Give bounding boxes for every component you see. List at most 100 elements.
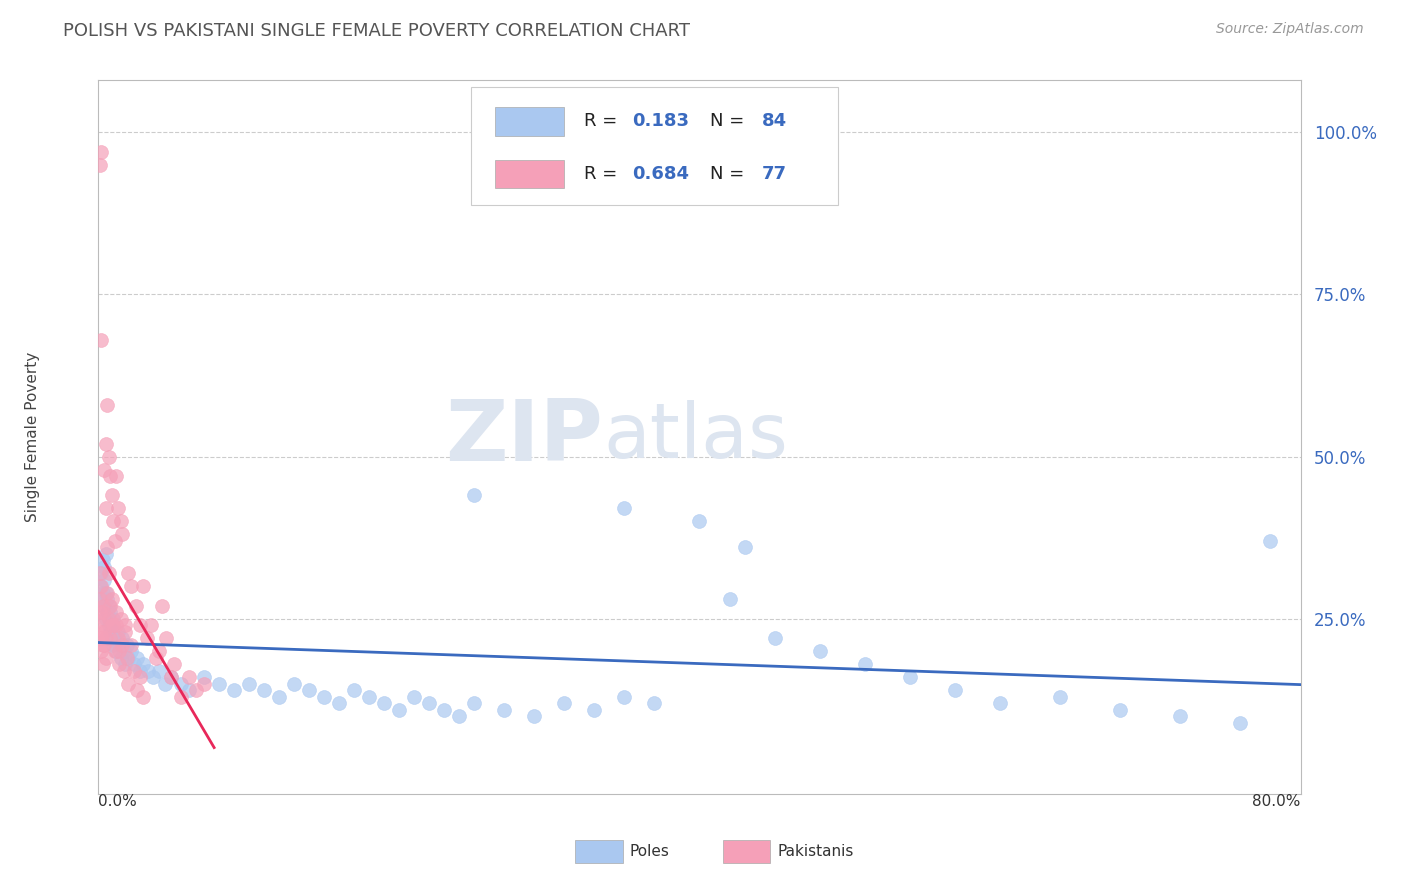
Text: N =: N = xyxy=(710,165,751,183)
Point xyxy=(1109,702,1132,716)
Point xyxy=(105,618,128,632)
Point xyxy=(121,579,143,593)
Point xyxy=(105,605,128,619)
Point xyxy=(523,709,546,723)
Point xyxy=(108,644,131,658)
Point xyxy=(139,618,162,632)
Point xyxy=(91,553,114,567)
Point xyxy=(1049,690,1071,704)
Point xyxy=(159,670,181,684)
Point xyxy=(121,638,143,652)
FancyBboxPatch shape xyxy=(495,107,564,136)
Point xyxy=(115,650,138,665)
Point xyxy=(312,690,335,704)
Point xyxy=(104,533,127,548)
Point xyxy=(129,664,152,678)
Point xyxy=(94,631,117,645)
Point xyxy=(89,592,111,607)
Point xyxy=(93,599,115,613)
Point xyxy=(583,702,606,716)
Text: 80.0%: 80.0% xyxy=(1253,794,1301,809)
Text: R =: R = xyxy=(583,112,623,130)
Point xyxy=(111,631,134,645)
Point xyxy=(117,676,139,690)
Point xyxy=(132,579,155,593)
Point xyxy=(91,599,114,613)
Point xyxy=(162,657,184,672)
Point xyxy=(90,333,112,347)
Point xyxy=(553,696,575,710)
Point xyxy=(111,638,134,652)
Point xyxy=(121,644,143,658)
Point xyxy=(101,618,124,632)
Point xyxy=(93,612,115,626)
Point xyxy=(103,612,125,626)
Point xyxy=(1260,533,1282,548)
Point xyxy=(613,501,636,516)
Point xyxy=(90,579,112,593)
Point xyxy=(127,650,149,665)
Point xyxy=(447,709,470,723)
Point xyxy=(153,676,176,690)
Point xyxy=(90,631,112,645)
Point xyxy=(101,618,124,632)
Point xyxy=(100,599,122,613)
Point xyxy=(94,650,117,665)
Point xyxy=(112,644,135,658)
Point xyxy=(89,566,111,581)
Point xyxy=(110,612,132,626)
Point xyxy=(808,644,831,658)
Point xyxy=(463,488,485,502)
Point xyxy=(91,657,114,672)
Point xyxy=(104,644,127,658)
Point xyxy=(1170,709,1192,723)
Point xyxy=(101,631,124,645)
Point xyxy=(1229,715,1251,730)
Point xyxy=(97,599,120,613)
Point xyxy=(101,488,124,502)
Text: Poles: Poles xyxy=(630,845,669,859)
Text: 84: 84 xyxy=(762,112,787,130)
Point xyxy=(433,702,456,716)
Point xyxy=(111,527,134,541)
Point xyxy=(117,650,139,665)
Point xyxy=(127,683,149,698)
Point xyxy=(93,638,115,652)
Point xyxy=(943,683,966,698)
Point xyxy=(155,631,177,645)
Point xyxy=(112,664,135,678)
Point xyxy=(90,644,112,658)
Point xyxy=(93,559,115,574)
Point xyxy=(90,566,112,581)
Point xyxy=(494,702,516,716)
Point xyxy=(141,670,163,684)
Point xyxy=(115,638,138,652)
Point xyxy=(107,631,129,645)
Point xyxy=(208,676,231,690)
Point xyxy=(105,644,128,658)
Point xyxy=(114,657,136,672)
Point xyxy=(170,676,193,690)
Point xyxy=(734,541,756,555)
Text: R =: R = xyxy=(583,165,623,183)
Point xyxy=(145,650,167,665)
Point xyxy=(193,676,215,690)
Point xyxy=(463,696,485,710)
FancyBboxPatch shape xyxy=(471,87,838,205)
Point xyxy=(148,664,170,678)
Point xyxy=(93,624,115,639)
Point xyxy=(129,618,152,632)
Point xyxy=(718,592,741,607)
Text: atlas: atlas xyxy=(603,401,789,474)
Point xyxy=(91,618,114,632)
Point xyxy=(114,624,136,639)
Text: POLISH VS PAKISTANI SINGLE FEMALE POVERTY CORRELATION CHART: POLISH VS PAKISTANI SINGLE FEMALE POVERT… xyxy=(63,22,690,40)
Point xyxy=(105,469,128,483)
Point xyxy=(89,624,111,639)
Point xyxy=(100,605,122,619)
Point xyxy=(373,696,395,710)
Point xyxy=(132,690,155,704)
Point xyxy=(853,657,876,672)
Point xyxy=(298,683,321,698)
Point xyxy=(328,696,350,710)
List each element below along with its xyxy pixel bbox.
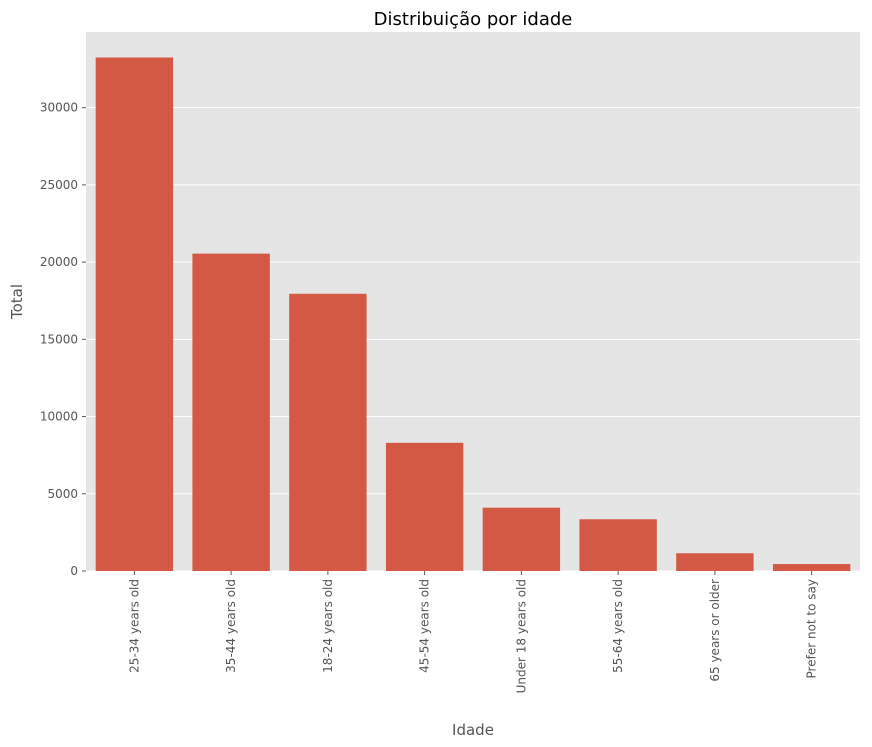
x-tick-label: 18-24 years old xyxy=(321,579,335,673)
bar xyxy=(289,293,367,571)
x-tick-label: 35-44 years old xyxy=(224,579,238,673)
x-tick-label: 65 years or older xyxy=(708,579,722,682)
chart-title: Distribuição por idade xyxy=(374,9,573,30)
bars xyxy=(95,57,851,572)
bar xyxy=(385,442,464,571)
x-tick-label: Under 18 years old xyxy=(514,579,528,693)
bar xyxy=(192,253,270,571)
y-tick-label: 0 xyxy=(70,564,78,578)
x-tick-label: 25-34 years old xyxy=(127,579,141,673)
y-tick-label: 15000 xyxy=(40,332,78,346)
bar xyxy=(482,507,561,571)
y-tick-label: 5000 xyxy=(47,487,78,501)
bar xyxy=(95,57,174,572)
bar xyxy=(772,564,851,571)
x-axis-ticks: 25-34 years old 35-44 years old 18-24 year… xyxy=(127,571,819,693)
x-tick-label: 45-54 years old xyxy=(418,579,432,673)
y-axis-label: Total xyxy=(8,284,26,320)
y-axis-ticks: 0 5000 10000 15000 20000 25000 30000 xyxy=(40,101,86,578)
y-tick-label: 25000 xyxy=(40,178,78,192)
bar xyxy=(676,553,754,571)
y-tick-label: 20000 xyxy=(40,255,78,269)
y-tick-label: 30000 xyxy=(40,101,78,115)
x-tick-label: 55-64 years old xyxy=(611,579,625,673)
bar xyxy=(579,519,657,571)
x-tick-label: Prefer not to say xyxy=(805,579,819,678)
x-axis-label: Idade xyxy=(452,721,494,739)
y-tick-label: 10000 xyxy=(40,410,78,424)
--- --- ---
Brief = Copy every line above word for word, leaving out the pictures.

Result =
Give bounding boxes for every component you see. List at most 100 elements.
Text: N =: N = xyxy=(710,165,751,183)
Point xyxy=(1109,702,1132,716)
Point xyxy=(105,618,128,632)
Point xyxy=(121,579,143,593)
Point xyxy=(105,605,128,619)
Point xyxy=(523,709,546,723)
Point xyxy=(108,644,131,658)
Point xyxy=(139,618,162,632)
Point xyxy=(91,553,114,567)
Point xyxy=(1049,690,1071,704)
Point xyxy=(159,670,181,684)
Point xyxy=(121,638,143,652)
FancyBboxPatch shape xyxy=(495,107,564,136)
Point xyxy=(115,650,138,665)
Point xyxy=(312,690,335,704)
Point xyxy=(104,533,127,548)
Point xyxy=(129,664,152,678)
Point xyxy=(94,631,117,645)
Point xyxy=(89,592,111,607)
Point xyxy=(93,599,115,613)
Point xyxy=(583,702,606,716)
Text: 80.0%: 80.0% xyxy=(1253,794,1301,809)
Text: R =: R = xyxy=(583,112,623,130)
Point xyxy=(111,631,134,645)
Point xyxy=(117,676,139,690)
Point xyxy=(132,579,155,593)
Point xyxy=(91,599,114,613)
Point xyxy=(162,657,184,672)
Point xyxy=(90,333,112,347)
Point xyxy=(553,696,575,710)
Point xyxy=(111,638,134,652)
Point xyxy=(121,644,143,658)
Point xyxy=(101,618,124,632)
Point xyxy=(93,612,115,626)
Point xyxy=(103,612,125,626)
Point xyxy=(1260,533,1282,548)
Point xyxy=(613,501,636,516)
Point xyxy=(90,579,112,593)
Point xyxy=(127,650,149,665)
Point xyxy=(447,709,470,723)
Point xyxy=(153,676,176,690)
Point xyxy=(90,631,112,645)
Point xyxy=(101,618,124,632)
Point xyxy=(100,599,122,613)
Point xyxy=(94,650,117,665)
Point xyxy=(112,644,135,658)
Point xyxy=(89,566,111,581)
Point xyxy=(110,612,132,626)
Point xyxy=(808,644,831,658)
Point xyxy=(463,488,485,502)
Point xyxy=(91,657,114,672)
Point xyxy=(104,644,127,658)
Point xyxy=(1170,709,1192,723)
Point xyxy=(101,631,124,645)
Point xyxy=(1229,715,1251,730)
Point xyxy=(97,599,120,613)
Point xyxy=(101,488,124,502)
Text: Poles: Poles xyxy=(630,845,669,859)
Text: 84: 84 xyxy=(762,112,787,130)
Point xyxy=(433,702,456,716)
Point xyxy=(111,527,134,541)
Point xyxy=(117,650,139,665)
Point xyxy=(127,683,149,698)
Point xyxy=(93,638,115,652)
Point xyxy=(943,683,966,698)
Point xyxy=(155,631,177,645)
Point xyxy=(112,664,135,678)
Point xyxy=(90,644,112,658)
Point xyxy=(93,559,115,574)
Point xyxy=(90,566,112,581)
Point xyxy=(494,702,516,716)
Point xyxy=(141,670,163,684)
Point xyxy=(115,638,138,652)
Point xyxy=(107,631,129,645)
Point xyxy=(208,676,231,690)
Point xyxy=(105,644,128,658)
Point xyxy=(114,657,136,672)
Point xyxy=(170,676,193,690)
Point xyxy=(734,541,756,555)
Text: R =: R = xyxy=(583,165,623,183)
Point xyxy=(145,650,167,665)
Point xyxy=(193,676,215,690)
Point xyxy=(463,696,485,710)
FancyBboxPatch shape xyxy=(471,87,838,205)
Point xyxy=(148,664,170,678)
Point xyxy=(93,624,115,639)
Point xyxy=(129,618,152,632)
Point xyxy=(718,592,741,607)
Text: atlas: atlas xyxy=(603,401,789,474)
Point xyxy=(91,618,114,632)
Point xyxy=(114,624,136,639)
Text: POLISH VS PAKISTANI SINGLE FEMALE POVERTY CORRELATION CHART: POLISH VS PAKISTANI SINGLE FEMALE POVERT… xyxy=(63,22,690,40)
Point xyxy=(105,469,128,483)
Point xyxy=(89,624,111,639)
Point xyxy=(100,605,122,619)
Point xyxy=(373,696,395,710)
Point xyxy=(132,690,155,704)
Point xyxy=(853,657,876,672)
Point xyxy=(298,683,321,698)
Point xyxy=(328,696,350,710)
List each element below along with its xyxy pixel bbox.
x-tick-label: 18-24 years old xyxy=(321,579,335,673)
bar xyxy=(289,293,367,571)
x-tick-label: 35-44 years old xyxy=(224,579,238,673)
x-tick-label: 65 years or older xyxy=(708,579,722,682)
chart-title: Distribuição por idade xyxy=(374,9,573,30)
bars xyxy=(95,57,851,572)
bar xyxy=(385,442,464,571)
x-tick-label: Under 18 years old xyxy=(514,579,528,693)
bar xyxy=(192,253,270,571)
y-tick-label: 0 xyxy=(70,564,78,578)
x-tick-label: 25-34 years old xyxy=(127,579,141,673)
y-tick-label: 15000 xyxy=(40,332,78,346)
bar xyxy=(482,507,561,571)
y-tick-label: 5000 xyxy=(47,487,78,501)
bar xyxy=(95,57,174,572)
bar xyxy=(772,564,851,571)
x-axis-ticks: 25-34 years old 35-44 years old 18-24 year… xyxy=(127,571,819,693)
x-tick-label: 45-54 years old xyxy=(418,579,432,673)
y-axis-label: Total xyxy=(8,284,26,320)
y-axis-ticks: 0 5000 10000 15000 20000 25000 30000 xyxy=(40,101,86,578)
y-tick-label: 25000 xyxy=(40,178,78,192)
bar xyxy=(676,553,754,571)
y-tick-label: 20000 xyxy=(40,255,78,269)
y-tick-label: 30000 xyxy=(40,101,78,115)
x-tick-label: 55-64 years old xyxy=(611,579,625,673)
bar xyxy=(579,519,657,571)
x-tick-label: Prefer not to say xyxy=(805,579,819,678)
x-axis-label: Idade xyxy=(452,721,494,739)
y-tick-label: 10000 xyxy=(40,410,78,424)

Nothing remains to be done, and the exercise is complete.